_JOB_.
Of the lines below, how many hold the string "Slope"? Give only the number.

########

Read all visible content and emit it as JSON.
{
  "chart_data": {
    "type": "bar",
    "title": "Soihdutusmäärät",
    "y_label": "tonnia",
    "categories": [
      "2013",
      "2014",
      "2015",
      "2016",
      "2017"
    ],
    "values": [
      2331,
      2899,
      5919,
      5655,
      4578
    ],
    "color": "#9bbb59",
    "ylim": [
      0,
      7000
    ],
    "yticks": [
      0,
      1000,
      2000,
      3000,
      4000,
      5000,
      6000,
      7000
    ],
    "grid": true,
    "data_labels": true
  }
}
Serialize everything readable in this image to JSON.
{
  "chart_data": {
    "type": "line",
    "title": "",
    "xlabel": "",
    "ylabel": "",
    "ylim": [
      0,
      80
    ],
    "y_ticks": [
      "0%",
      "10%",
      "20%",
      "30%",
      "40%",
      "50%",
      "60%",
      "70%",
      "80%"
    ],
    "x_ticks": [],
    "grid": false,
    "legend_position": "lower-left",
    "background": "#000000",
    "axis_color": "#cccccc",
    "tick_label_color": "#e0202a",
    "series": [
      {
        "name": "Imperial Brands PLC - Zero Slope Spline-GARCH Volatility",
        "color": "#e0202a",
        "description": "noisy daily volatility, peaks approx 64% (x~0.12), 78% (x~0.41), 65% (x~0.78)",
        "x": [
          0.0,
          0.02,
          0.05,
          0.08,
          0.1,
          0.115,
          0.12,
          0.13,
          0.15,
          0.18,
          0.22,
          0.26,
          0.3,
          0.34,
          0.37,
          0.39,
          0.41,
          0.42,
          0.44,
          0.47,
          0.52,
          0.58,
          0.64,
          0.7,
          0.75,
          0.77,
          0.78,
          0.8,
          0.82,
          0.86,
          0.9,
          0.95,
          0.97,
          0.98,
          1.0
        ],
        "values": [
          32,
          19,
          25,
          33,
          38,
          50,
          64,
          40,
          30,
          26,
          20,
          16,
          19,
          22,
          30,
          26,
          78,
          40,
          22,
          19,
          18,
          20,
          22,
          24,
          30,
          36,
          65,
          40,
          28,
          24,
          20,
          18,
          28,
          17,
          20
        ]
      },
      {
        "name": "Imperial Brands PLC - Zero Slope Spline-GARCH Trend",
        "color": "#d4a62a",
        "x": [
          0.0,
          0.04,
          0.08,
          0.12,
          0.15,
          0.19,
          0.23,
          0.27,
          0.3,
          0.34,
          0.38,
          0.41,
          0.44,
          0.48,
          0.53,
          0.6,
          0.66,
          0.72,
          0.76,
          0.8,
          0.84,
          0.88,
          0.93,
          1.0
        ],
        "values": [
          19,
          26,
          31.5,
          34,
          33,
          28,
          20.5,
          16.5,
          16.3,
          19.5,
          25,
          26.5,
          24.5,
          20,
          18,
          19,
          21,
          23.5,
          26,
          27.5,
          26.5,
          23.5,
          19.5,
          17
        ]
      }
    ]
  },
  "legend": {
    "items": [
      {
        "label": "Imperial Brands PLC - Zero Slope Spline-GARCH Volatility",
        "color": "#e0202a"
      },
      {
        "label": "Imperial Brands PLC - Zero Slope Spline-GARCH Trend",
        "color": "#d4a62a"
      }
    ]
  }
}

########

_EXPECTED ANSWER_.
4